Leaders of various countries are meeting to try to stop global warming and reach agreements to avoid the disaster of climate change, so evident in the a-typical phenomena of nature, which reacts violently, as a voice of alarm, so that we listen to their groans and change our attitudes. However, there are those that, because of the egoistic economic interests, continue to deny this drama. Many, for instance, don’t care where they put their rubbish. They throw it anywhere, causing not only contamination and a bad appearance, but plugging the natural water channels and making the disasters even worse.

> [Material provided]
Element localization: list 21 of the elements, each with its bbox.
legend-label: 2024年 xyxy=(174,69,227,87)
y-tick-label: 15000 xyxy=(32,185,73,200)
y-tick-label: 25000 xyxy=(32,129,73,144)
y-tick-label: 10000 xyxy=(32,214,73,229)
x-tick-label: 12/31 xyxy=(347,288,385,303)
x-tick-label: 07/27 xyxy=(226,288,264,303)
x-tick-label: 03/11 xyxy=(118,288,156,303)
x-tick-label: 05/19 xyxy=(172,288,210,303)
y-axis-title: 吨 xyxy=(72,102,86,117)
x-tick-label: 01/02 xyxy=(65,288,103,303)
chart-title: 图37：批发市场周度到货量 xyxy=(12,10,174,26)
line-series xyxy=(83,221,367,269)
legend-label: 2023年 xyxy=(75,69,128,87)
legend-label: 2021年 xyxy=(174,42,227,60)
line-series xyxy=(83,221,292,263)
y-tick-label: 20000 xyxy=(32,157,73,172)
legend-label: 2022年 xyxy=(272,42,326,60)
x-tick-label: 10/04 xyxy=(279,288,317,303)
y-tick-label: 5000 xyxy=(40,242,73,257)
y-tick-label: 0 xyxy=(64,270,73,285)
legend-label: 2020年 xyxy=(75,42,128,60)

> [What the task asks]
According to the excerpt on global warming, what results from people throwing their rubbish anywhere?

> [The reply]
It causes contamination and a bad appearance, plugs the natural water channels, and makes the disasters even worse.